## START Data for this task

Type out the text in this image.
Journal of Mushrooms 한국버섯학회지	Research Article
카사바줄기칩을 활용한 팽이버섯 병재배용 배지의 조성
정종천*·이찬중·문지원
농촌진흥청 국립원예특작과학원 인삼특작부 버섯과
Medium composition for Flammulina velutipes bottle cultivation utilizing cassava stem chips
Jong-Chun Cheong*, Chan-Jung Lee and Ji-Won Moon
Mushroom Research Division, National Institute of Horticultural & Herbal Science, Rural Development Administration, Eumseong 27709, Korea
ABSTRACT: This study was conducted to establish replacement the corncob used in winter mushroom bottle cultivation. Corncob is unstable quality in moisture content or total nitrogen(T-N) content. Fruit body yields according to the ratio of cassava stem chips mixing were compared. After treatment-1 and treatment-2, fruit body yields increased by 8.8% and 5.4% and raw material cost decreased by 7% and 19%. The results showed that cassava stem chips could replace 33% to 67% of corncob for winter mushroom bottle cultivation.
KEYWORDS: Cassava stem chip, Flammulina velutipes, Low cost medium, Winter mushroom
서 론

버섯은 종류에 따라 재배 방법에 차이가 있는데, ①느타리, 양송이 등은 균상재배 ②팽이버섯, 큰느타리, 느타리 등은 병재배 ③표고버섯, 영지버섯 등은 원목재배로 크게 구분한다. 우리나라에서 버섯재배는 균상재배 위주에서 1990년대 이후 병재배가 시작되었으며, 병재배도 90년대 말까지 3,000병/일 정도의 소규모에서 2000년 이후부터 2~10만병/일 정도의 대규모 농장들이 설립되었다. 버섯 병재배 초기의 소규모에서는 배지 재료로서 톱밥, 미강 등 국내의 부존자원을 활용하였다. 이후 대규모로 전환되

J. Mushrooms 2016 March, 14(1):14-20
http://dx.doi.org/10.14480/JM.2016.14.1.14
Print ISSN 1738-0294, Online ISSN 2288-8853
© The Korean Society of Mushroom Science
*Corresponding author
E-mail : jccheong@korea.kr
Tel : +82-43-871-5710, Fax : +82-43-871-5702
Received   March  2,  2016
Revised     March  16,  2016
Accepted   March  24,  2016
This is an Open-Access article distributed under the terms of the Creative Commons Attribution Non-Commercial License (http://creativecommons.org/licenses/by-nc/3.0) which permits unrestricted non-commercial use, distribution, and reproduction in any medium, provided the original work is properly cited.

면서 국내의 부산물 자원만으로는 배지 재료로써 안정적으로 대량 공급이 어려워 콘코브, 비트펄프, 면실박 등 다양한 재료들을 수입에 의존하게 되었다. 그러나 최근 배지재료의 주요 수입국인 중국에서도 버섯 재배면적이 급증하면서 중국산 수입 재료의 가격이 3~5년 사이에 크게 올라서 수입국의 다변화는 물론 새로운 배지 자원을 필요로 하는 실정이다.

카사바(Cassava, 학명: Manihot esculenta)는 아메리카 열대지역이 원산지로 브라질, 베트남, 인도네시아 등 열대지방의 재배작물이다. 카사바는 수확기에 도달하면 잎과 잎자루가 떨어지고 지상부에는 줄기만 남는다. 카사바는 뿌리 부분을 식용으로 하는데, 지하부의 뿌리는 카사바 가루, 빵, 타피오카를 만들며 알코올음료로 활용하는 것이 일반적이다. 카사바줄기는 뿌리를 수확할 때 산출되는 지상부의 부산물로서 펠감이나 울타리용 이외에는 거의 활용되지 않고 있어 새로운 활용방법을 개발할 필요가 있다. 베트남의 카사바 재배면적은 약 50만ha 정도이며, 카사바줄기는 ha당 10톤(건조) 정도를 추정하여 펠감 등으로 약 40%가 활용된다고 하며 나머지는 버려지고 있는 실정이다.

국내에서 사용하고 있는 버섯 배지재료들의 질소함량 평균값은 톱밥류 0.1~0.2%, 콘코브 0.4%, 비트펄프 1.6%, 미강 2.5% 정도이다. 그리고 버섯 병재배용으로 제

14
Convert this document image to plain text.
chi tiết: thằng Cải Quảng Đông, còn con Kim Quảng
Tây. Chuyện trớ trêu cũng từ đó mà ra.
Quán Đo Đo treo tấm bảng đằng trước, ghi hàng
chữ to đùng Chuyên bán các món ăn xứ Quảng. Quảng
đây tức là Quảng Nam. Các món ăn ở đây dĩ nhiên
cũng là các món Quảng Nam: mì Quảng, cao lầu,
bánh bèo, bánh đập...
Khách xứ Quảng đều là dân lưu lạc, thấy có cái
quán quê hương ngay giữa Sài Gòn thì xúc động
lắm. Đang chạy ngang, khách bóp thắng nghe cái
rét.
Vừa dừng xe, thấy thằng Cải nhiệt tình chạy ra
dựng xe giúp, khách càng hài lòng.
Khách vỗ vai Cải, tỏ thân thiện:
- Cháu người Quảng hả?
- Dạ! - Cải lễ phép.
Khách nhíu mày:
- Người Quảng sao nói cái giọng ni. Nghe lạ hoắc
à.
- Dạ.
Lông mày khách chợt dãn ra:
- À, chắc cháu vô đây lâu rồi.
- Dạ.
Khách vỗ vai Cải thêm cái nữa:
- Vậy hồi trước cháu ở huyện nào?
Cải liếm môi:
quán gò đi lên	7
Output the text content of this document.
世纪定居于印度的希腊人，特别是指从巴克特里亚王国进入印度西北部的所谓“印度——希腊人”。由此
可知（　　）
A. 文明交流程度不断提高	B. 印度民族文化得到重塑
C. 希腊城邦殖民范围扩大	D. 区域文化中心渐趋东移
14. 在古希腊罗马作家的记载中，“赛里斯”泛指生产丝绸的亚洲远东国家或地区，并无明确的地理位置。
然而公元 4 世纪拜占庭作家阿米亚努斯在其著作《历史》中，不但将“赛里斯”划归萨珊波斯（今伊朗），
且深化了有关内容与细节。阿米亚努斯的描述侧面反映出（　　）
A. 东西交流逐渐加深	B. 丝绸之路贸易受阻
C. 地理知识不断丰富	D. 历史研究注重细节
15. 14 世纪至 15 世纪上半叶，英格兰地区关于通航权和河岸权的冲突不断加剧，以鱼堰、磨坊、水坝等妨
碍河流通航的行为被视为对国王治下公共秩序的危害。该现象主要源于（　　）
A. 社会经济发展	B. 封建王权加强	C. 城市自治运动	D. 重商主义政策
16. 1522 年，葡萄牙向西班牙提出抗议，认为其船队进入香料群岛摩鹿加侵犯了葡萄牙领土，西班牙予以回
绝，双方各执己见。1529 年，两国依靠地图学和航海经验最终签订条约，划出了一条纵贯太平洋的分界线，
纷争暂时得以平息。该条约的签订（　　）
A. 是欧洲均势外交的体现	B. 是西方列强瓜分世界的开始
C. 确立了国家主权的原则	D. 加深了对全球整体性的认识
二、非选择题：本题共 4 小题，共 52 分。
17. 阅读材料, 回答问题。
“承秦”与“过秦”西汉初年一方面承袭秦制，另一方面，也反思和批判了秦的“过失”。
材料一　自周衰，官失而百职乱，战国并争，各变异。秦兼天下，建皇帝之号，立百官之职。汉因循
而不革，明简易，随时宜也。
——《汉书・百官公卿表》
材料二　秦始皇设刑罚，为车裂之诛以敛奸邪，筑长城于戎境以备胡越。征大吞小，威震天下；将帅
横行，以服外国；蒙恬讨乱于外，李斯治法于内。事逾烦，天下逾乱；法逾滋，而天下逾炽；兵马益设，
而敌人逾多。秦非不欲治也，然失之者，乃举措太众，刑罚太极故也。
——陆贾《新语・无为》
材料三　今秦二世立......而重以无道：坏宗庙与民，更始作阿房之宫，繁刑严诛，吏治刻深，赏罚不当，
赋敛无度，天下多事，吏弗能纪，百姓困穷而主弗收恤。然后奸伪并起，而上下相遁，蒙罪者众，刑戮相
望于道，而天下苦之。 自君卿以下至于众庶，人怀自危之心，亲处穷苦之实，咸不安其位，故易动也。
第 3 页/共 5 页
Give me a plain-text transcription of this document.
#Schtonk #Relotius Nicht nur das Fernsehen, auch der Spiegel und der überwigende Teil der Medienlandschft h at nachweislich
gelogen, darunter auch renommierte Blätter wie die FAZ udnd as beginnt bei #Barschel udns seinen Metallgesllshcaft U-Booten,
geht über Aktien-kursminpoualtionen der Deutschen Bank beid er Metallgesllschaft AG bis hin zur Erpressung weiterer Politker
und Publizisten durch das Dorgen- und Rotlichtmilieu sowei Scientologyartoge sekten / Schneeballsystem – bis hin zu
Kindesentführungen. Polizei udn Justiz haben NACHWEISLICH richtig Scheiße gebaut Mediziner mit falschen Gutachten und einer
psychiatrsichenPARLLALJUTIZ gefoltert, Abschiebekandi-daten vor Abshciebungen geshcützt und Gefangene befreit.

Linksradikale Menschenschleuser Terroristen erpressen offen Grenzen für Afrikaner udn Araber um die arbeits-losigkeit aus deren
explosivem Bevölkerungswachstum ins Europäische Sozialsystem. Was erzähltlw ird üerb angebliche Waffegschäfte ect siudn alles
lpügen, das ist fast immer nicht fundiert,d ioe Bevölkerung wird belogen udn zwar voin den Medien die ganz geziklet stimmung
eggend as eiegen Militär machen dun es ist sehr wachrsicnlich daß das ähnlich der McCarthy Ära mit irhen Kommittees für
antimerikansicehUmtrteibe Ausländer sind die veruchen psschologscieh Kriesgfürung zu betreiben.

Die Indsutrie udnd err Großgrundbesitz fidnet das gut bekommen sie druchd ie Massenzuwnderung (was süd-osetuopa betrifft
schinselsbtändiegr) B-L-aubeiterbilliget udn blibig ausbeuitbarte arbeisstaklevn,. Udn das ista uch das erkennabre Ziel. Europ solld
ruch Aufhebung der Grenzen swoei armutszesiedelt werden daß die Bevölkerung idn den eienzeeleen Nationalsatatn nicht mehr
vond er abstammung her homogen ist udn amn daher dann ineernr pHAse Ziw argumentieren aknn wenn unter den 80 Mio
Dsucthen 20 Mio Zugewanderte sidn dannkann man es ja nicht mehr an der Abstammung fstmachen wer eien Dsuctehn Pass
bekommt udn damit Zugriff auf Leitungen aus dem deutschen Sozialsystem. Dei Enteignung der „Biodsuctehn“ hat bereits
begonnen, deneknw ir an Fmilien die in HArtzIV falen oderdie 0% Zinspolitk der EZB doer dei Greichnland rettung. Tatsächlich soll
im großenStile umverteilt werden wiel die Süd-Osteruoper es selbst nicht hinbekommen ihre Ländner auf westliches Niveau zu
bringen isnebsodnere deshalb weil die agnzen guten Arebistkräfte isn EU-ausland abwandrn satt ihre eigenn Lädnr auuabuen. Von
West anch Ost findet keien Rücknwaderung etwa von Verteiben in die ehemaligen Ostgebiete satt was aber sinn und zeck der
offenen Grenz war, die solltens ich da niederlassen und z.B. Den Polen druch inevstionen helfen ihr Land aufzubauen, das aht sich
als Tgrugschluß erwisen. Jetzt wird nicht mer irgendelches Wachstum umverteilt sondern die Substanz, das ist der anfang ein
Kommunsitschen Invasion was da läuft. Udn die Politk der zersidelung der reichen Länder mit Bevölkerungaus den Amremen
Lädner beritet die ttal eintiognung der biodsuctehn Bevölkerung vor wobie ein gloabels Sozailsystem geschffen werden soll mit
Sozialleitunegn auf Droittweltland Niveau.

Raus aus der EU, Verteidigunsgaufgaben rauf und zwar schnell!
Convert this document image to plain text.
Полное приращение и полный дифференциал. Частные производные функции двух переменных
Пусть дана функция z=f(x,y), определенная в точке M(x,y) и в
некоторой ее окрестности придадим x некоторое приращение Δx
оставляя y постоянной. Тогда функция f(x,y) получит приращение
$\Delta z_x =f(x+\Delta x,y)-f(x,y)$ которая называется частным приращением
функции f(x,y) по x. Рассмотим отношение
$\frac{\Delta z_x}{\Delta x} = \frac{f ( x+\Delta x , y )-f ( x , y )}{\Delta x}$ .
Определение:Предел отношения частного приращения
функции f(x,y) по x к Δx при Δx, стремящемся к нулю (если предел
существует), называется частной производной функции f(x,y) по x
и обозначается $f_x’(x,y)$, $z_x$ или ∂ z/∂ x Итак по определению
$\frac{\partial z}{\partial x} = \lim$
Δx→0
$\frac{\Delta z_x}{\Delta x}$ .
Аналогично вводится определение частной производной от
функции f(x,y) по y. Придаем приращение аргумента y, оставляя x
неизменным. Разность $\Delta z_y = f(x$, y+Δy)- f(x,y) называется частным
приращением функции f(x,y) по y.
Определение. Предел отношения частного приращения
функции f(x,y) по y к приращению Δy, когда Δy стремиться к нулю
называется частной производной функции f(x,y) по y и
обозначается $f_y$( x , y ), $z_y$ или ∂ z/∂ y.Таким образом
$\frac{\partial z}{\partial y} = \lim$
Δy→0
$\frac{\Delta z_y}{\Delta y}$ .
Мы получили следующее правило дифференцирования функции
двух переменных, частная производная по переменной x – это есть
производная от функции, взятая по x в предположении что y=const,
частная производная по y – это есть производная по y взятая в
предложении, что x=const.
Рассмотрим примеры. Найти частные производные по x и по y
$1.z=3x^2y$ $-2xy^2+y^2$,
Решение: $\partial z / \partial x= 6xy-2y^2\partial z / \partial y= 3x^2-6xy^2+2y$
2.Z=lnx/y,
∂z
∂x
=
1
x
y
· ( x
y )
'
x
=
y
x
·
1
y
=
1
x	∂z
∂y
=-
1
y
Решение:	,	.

## END Data for this task

# Prompt:
Gather each line from the entries above that includes the word "content".

# Worked solution:
ABSTRACT: This study was conducted to establish replacement the corncob used in winter mushroom bottle cultivation. Corncob is unstable quality in moisture content or total nitrogen(T-N) content. Fruit body yields according to the ratio of cassava stem chips mixing were compared. After treatment-1 and treatment-2, fruit body yields increased by 8.8% and 5.4% and raw material cost decreased by 7% and 19%. The results showed that cassava stem chips could replace 33% to 67% of corncob for winter mushroom bottle cultivation.
Output the text content of this document.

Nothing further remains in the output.